## Supplied entries
# # #

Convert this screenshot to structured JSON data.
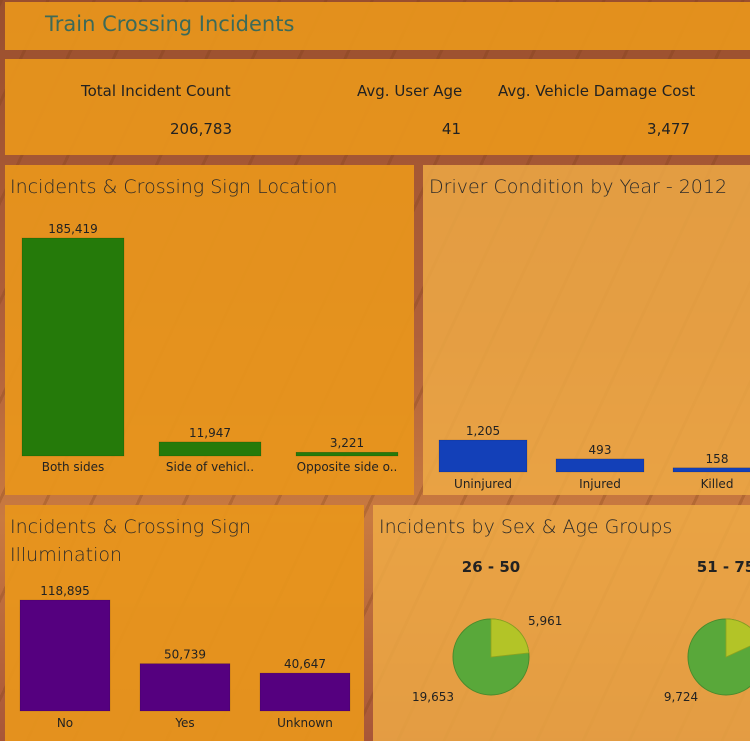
{
  "header": {
    "title": "Train Crossing Incidents"
  },
  "kpis": {
    "total_label": "Total Incident Count",
    "total_value": "206,783",
    "age_label": "Avg. User Age",
    "age_value": "41",
    "cost_label": "Avg. Vehicle Damage Cost",
    "cost_value": "3,477"
  },
  "colors": {
    "location": "#257a0a",
    "condition": "#1340b8",
    "illumination": "#55007f",
    "pie_main": "#59a83a",
    "pie_slice": "#b3c427"
  },
  "chart_data": [
    {
      "type": "bar",
      "title": "Incidents & Crossing Sign Location",
      "categories": [
        "Both sides",
        "Side of vehicl..",
        "Opposite side o.."
      ],
      "values": [
        185419,
        11947,
        3221
      ],
      "labels": [
        "185,419",
        "11,947",
        "3,221"
      ]
    },
    {
      "type": "bar",
      "title": "Driver Condition by Year - 2012",
      "categories": [
        "Uninjured",
        "Injured",
        "Killed"
      ],
      "values": [
        1205,
        493,
        158
      ],
      "labels": [
        "1,205",
        "493",
        "158"
      ]
    },
    {
      "type": "bar",
      "title": "Incidents & Crossing Sign Illumination",
      "categories": [
        "No",
        "Yes",
        "Unknown"
      ],
      "values": [
        118895,
        50739,
        40647
      ],
      "labels": [
        "118,895",
        "50,739",
        "40,647"
      ]
    },
    {
      "type": "pie",
      "title": "Incidents by Sex & Age Groups",
      "groups": [
        {
          "name": "26 - 50",
          "values": [
            19653,
            5961
          ],
          "labels": [
            "19,653",
            "5,961"
          ]
        },
        {
          "name": "51 - 75",
          "values": [
            9724,
            2160
          ],
          "labels": [
            "9,724",
            ""
          ]
        }
      ]
    }
  ]
}
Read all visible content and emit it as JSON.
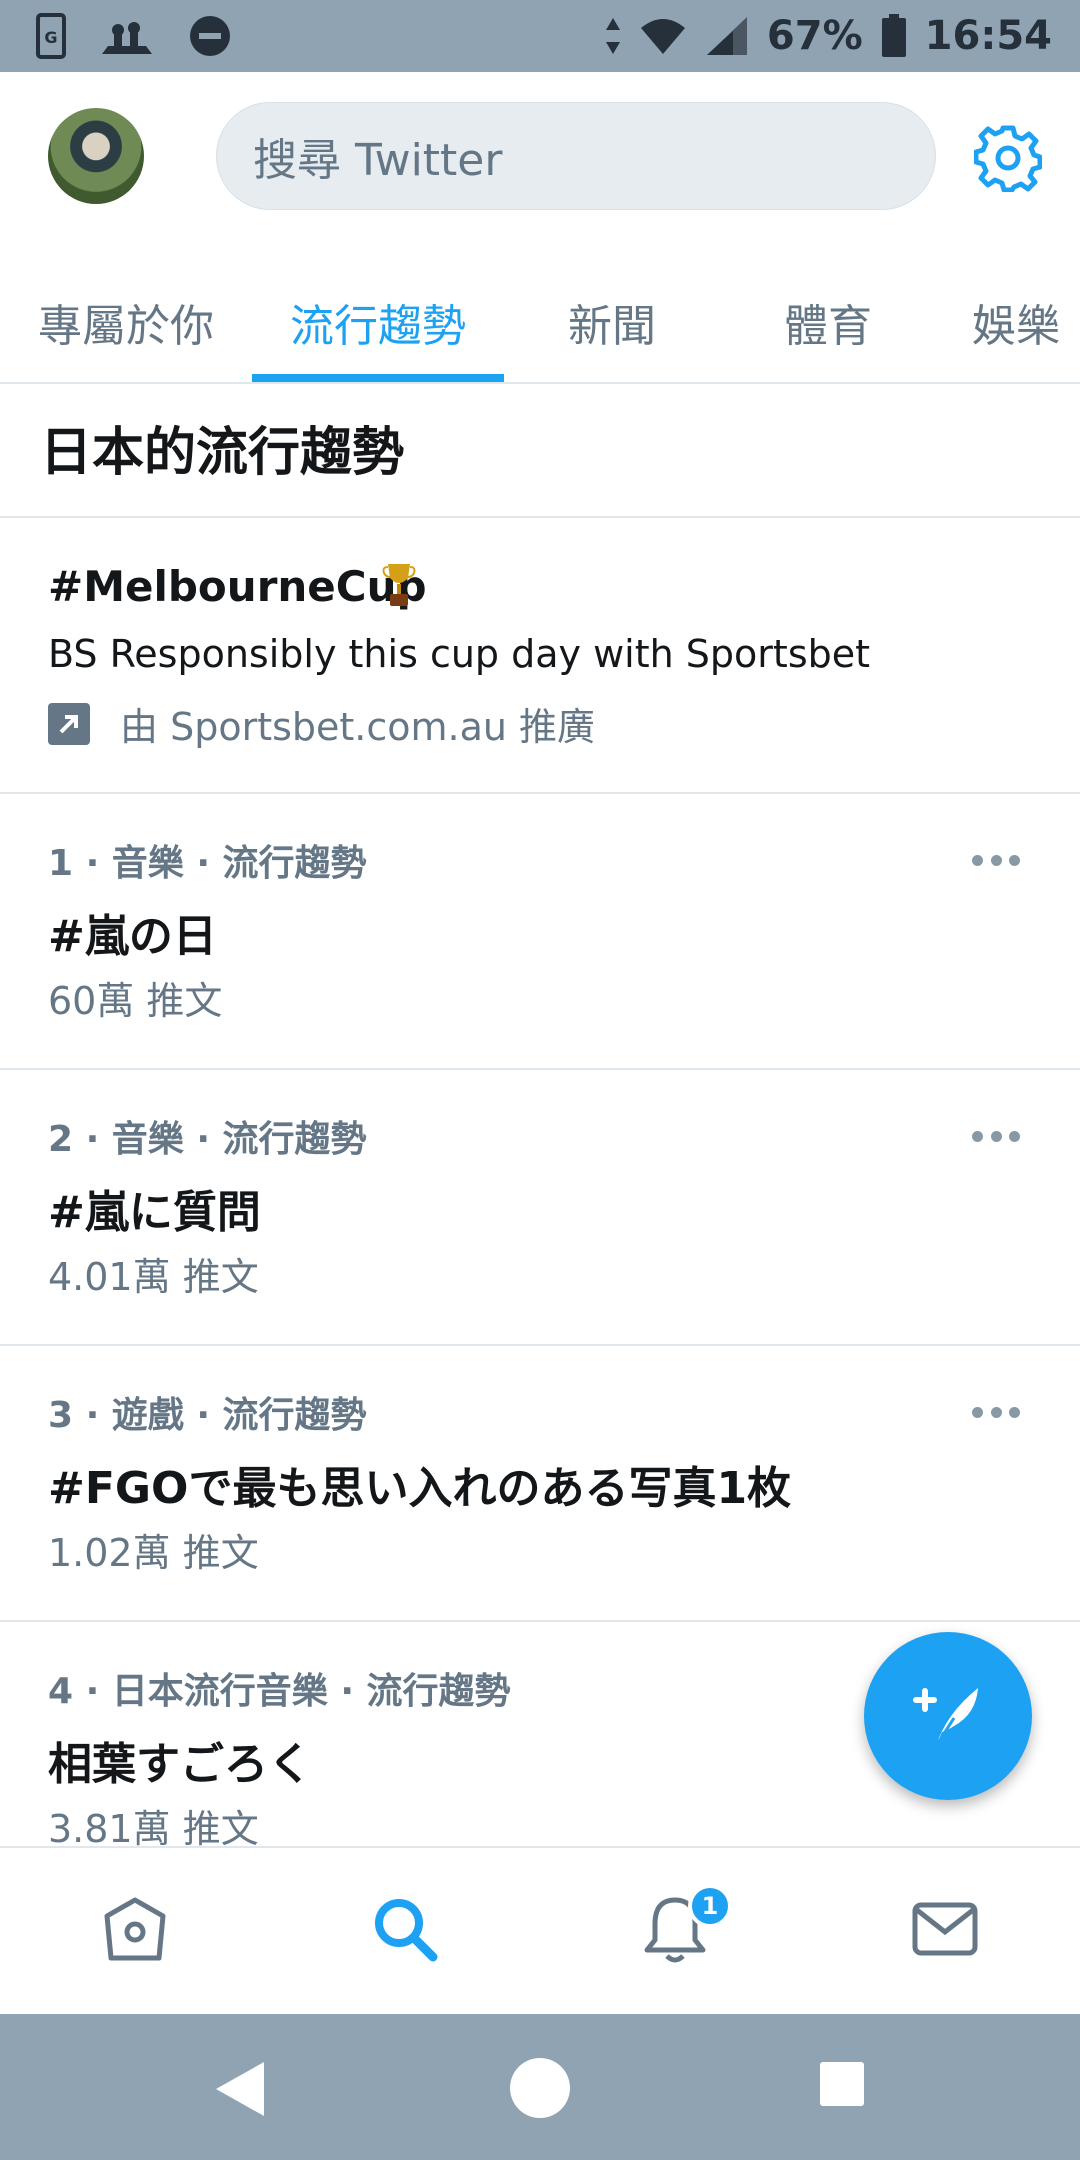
{
  "status_bar": {
    "battery": "67%",
    "time": "16:54",
    "icons": [
      "screenshot-icon",
      "photo-icon",
      "do-not-disturb-icon",
      "data-arrows-icon",
      "wifi-icon",
      "signal-icon",
      "battery-icon"
    ]
  },
  "header": {
    "search_placeholder": "搜尋 Twitter",
    "icons": [
      "avatar",
      "gear-icon"
    ]
  },
  "tabs": [
    {
      "label": "專屬於你",
      "active": false
    },
    {
      "label": "流行趨勢",
      "active": true
    },
    {
      "label": "新聞",
      "active": false
    },
    {
      "label": "體育",
      "active": false
    },
    {
      "label": "娛樂",
      "active": false
    }
  ],
  "section_title": "日本的流行趨勢",
  "promoted": {
    "title": "#MelbourneCup",
    "description": "BS Responsibly this cup day with Sportsbet",
    "promoted_by": "由 Sportsbet.com.au 推廣"
  },
  "trends": [
    {
      "meta": "1 · 音樂 · 流行趨勢",
      "name": "#嵐の日",
      "count": "60萬 推文"
    },
    {
      "meta": "2 · 音樂 · 流行趨勢",
      "name": "#嵐に質問",
      "count": "4.01萬 推文"
    },
    {
      "meta": "3 · 遊戲 · 流行趨勢",
      "name": "#FGOで最も思い入れのある写真1枚",
      "count": "1.02萬 推文"
    },
    {
      "meta": "4 · 日本流行音樂 · 流行趨勢",
      "name": "相葉すごろく",
      "count": "3.81萬 推文"
    }
  ],
  "bottom_nav": {
    "items": [
      "home-icon",
      "search-icon",
      "notifications-icon",
      "messages-icon"
    ],
    "notification_badge": "1"
  },
  "colors": {
    "accent": "#1da1f2",
    "status_bar": "#8fa3b2",
    "secondary_text": "#657786"
  }
}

# # #

## Direction
Scan the entries above for the word "JSON" and collect each line holding it.

## Answer to this task
Convert this screenshot to structured JSON data.
Read all visible content and emit it as JSON.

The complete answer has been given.